EXERCISE MATERIAL
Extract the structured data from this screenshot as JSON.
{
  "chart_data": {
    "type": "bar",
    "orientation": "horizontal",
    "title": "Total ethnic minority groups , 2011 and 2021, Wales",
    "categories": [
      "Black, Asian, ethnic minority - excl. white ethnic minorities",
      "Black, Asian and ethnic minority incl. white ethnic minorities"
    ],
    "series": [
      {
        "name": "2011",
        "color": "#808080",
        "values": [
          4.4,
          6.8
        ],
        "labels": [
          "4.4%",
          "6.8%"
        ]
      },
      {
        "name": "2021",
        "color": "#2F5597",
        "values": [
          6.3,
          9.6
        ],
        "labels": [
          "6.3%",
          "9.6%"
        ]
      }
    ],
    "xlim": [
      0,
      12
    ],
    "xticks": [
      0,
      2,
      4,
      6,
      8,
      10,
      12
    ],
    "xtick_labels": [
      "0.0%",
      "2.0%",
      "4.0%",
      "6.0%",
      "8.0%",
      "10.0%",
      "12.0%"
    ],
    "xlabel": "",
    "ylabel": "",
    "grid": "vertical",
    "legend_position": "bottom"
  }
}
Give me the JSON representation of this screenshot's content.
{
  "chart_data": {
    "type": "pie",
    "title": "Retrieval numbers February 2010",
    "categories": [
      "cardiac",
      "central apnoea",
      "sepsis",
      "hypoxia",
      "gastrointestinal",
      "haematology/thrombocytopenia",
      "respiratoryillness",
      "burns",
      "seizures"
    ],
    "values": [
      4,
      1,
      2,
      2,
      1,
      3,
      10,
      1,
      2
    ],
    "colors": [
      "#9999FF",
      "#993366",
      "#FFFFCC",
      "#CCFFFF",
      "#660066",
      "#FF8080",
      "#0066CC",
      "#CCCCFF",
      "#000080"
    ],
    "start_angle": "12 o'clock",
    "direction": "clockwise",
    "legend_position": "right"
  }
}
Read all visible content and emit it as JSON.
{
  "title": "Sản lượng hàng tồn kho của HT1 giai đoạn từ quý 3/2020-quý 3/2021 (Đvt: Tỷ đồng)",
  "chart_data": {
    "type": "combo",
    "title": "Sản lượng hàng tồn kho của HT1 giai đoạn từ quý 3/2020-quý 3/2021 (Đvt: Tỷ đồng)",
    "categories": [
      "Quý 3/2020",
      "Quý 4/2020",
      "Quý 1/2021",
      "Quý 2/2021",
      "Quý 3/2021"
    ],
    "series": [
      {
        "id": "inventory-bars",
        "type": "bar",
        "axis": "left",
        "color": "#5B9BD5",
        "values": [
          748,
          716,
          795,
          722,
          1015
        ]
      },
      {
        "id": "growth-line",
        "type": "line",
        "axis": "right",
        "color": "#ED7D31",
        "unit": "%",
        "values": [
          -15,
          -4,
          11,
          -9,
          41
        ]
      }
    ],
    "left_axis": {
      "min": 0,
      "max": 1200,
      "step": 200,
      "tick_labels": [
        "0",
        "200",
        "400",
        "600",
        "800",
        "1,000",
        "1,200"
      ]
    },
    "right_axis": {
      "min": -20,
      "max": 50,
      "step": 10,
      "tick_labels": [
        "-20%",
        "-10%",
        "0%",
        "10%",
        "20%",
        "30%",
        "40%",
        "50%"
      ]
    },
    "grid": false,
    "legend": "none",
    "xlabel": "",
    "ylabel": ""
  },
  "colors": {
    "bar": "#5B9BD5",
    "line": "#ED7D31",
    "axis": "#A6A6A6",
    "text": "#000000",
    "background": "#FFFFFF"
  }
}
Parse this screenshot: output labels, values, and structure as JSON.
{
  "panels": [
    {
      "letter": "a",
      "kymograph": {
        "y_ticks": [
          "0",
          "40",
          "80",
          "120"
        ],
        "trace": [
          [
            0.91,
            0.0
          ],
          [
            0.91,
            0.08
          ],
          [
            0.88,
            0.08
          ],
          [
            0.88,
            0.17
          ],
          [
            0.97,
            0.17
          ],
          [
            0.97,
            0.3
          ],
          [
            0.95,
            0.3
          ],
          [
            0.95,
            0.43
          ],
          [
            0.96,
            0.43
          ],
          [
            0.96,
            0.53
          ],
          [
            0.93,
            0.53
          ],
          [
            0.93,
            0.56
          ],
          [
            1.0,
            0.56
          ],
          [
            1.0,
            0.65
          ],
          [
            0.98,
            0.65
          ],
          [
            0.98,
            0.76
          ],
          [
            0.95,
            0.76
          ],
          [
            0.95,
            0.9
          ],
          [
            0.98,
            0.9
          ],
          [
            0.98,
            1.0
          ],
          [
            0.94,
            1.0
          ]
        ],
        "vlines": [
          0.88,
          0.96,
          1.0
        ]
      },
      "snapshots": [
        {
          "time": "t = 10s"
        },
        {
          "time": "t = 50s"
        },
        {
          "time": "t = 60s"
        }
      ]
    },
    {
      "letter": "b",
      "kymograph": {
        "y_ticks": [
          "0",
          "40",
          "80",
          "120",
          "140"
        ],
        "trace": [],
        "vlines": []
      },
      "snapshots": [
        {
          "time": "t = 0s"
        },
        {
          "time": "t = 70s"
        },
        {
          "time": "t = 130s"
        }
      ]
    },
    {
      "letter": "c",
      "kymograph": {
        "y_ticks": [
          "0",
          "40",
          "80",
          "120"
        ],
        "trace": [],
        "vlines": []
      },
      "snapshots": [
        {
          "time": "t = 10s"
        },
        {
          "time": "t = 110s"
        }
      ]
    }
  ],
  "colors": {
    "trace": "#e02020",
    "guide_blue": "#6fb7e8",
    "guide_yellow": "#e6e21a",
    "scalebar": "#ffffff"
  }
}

WHAT IS REQUIRED
Copy each record from above without leaving any out.

SOLUTION TO THE EXERCISE
Extract the structured data from this screenshot as JSON.
{
  "chart_data": {
    "type": "bar",
    "orientation": "horizontal",
    "title": "Total ethnic minority groups , 2011 and 2021, Wales",
    "categories": [
      "Black, Asian, ethnic minority - excl. white ethnic minorities",
      "Black, Asian and ethnic minority incl. white ethnic minorities"
    ],
    "series": [
      {
        "name": "2011",
        "color": "#808080",
        "values": [
          4.4,
          6.8
        ],
        "labels": [
          "4.4%",
          "6.8%"
        ]
      },
      {
        "name": "2021",
        "color": "#2F5597",
        "values": [
          6.3,
          9.6
        ],
        "labels": [
          "6.3%",
          "9.6%"
        ]
      }
    ],
    "xlim": [
      0,
      12
    ],
    "xticks": [
      0,
      2,
      4,
      6,
      8,
      10,
      12
    ],
    "xtick_labels": [
      "0.0%",
      "2.0%",
      "4.0%",
      "6.0%",
      "8.0%",
      "10.0%",
      "12.0%"
    ],
    "xlabel": "",
    "ylabel": "",
    "grid": "vertical",
    "legend_position": "bottom"
  }
}
Give me the JSON representation of this screenshot's content.
{
  "chart_data": {
    "type": "pie",
    "title": "Retrieval numbers February 2010",
    "categories": [
      "cardiac",
      "central apnoea",
      "sepsis",
      "hypoxia",
      "gastrointestinal",
      "haematology/thrombocytopenia",
      "respiratoryillness",
      "burns",
      "seizures"
    ],
    "values": [
      4,
      1,
      2,
      2,
      1,
      3,
      10,
      1,
      2
    ],
    "colors": [
      "#9999FF",
      "#993366",
      "#FFFFCC",
      "#CCFFFF",
      "#660066",
      "#FF8080",
      "#0066CC",
      "#CCCCFF",
      "#000080"
    ],
    "start_angle": "12 o'clock",
    "direction": "clockwise",
    "legend_position": "right"
  }
}
Read all visible content and emit it as JSON.
{
  "title": "Sản lượng hàng tồn kho của HT1 giai đoạn từ quý 3/2020-quý 3/2021 (Đvt: Tỷ đồng)",
  "chart_data": {
    "type": "combo",
    "title": "Sản lượng hàng tồn kho của HT1 giai đoạn từ quý 3/2020-quý 3/2021 (Đvt: Tỷ đồng)",
    "categories": [
      "Quý 3/2020",
      "Quý 4/2020",
      "Quý 1/2021",
      "Quý 2/2021",
      "Quý 3/2021"
    ],
    "series": [
      {
        "id": "inventory-bars",
        "type": "bar",
        "axis": "left",
        "color": "#5B9BD5",
        "values": [
          748,
          716,
          795,
          722,
          1015
        ]
      },
      {
        "id": "growth-line",
        "type": "line",
        "axis": "right",
        "color": "#ED7D31",
        "unit": "%",
        "values": [
          -15,
          -4,
          11,
          -9,
          41
        ]
      }
    ],
    "left_axis": {
      "min": 0,
      "max": 1200,
      "step": 200,
      "tick_labels": [
        "0",
        "200",
        "400",
        "600",
        "800",
        "1,000",
        "1,200"
      ]
    },
    "right_axis": {
      "min": -20,
      "max": 50,
      "step": 10,
      "tick_labels": [
        "-20%",
        "-10%",
        "0%",
        "10%",
        "20%",
        "30%",
        "40%",
        "50%"
      ]
    },
    "grid": false,
    "legend": "none",
    "xlabel": "",
    "ylabel": ""
  },
  "colors": {
    "bar": "#5B9BD5",
    "line": "#ED7D31",
    "axis": "#A6A6A6",
    "text": "#000000",
    "background": "#FFFFFF"
  }
}
Parse this screenshot: output labels, values, and structure as JSON.
{
  "panels": [
    {
      "letter": "a",
      "kymograph": {
        "y_ticks": [
          "0",
          "40",
          "80",
          "120"
        ],
        "trace": [
          [
            0.91,
            0.0
          ],
          [
            0.91,
            0.08
          ],
          [
            0.88,
            0.08
          ],
          [
            0.88,
            0.17
          ],
          [
            0.97,
            0.17
          ],
          [
            0.97,
            0.3
          ],
          [
            0.95,
            0.3
          ],
          [
            0.95,
            0.43
          ],
          [
            0.96,
            0.43
          ],
          [
            0.96,
            0.53
          ],
          [
            0.93,
            0.53
          ],
          [
            0.93,
            0.56
          ],
          [
            1.0,
            0.56
          ],
          [
            1.0,
            0.65
          ],
          [
            0.98,
            0.65
          ],
          [
            0.98,
            0.76
          ],
          [
            0.95,
            0.76
          ],
          [
            0.95,
            0.9
          ],
          [
            0.98,
            0.9
          ],
          [
            0.98,
            1.0
          ],
          [
            0.94,
            1.0
          ]
        ],
        "vlines": [
          0.88,
          0.96,
          1.0
        ]
      },
      "snapshots": [
        {
          "time": "t = 10s"
        },
        {
          "time": "t = 50s"
        },
        {
          "time": "t = 60s"
        }
      ]
    },
    {
      "letter": "b",
      "kymograph": {
        "y_ticks": [
          "0",
          "40",
          "80",
          "120",
          "140"
        ],
        "trace": [],
        "vlines": []
      },
      "snapshots": [
        {
          "time": "t = 0s"
        },
        {
          "time": "t = 70s"
        },
        {
          "time": "t = 130s"
        }
      ]
    },
    {
      "letter": "c",
      "kymograph": {
        "y_ticks": [
          "0",
          "40",
          "80",
          "120"
        ],
        "trace": [],
        "vlines": []
      },
      "snapshots": [
        {
          "time": "t = 10s"
        },
        {
          "time": "t = 110s"
        }
      ]
    }
  ],
  "colors": {
    "trace": "#e02020",
    "guide_blue": "#6fb7e8",
    "guide_yellow": "#e6e21a",
    "scalebar": "#ffffff"
  }
}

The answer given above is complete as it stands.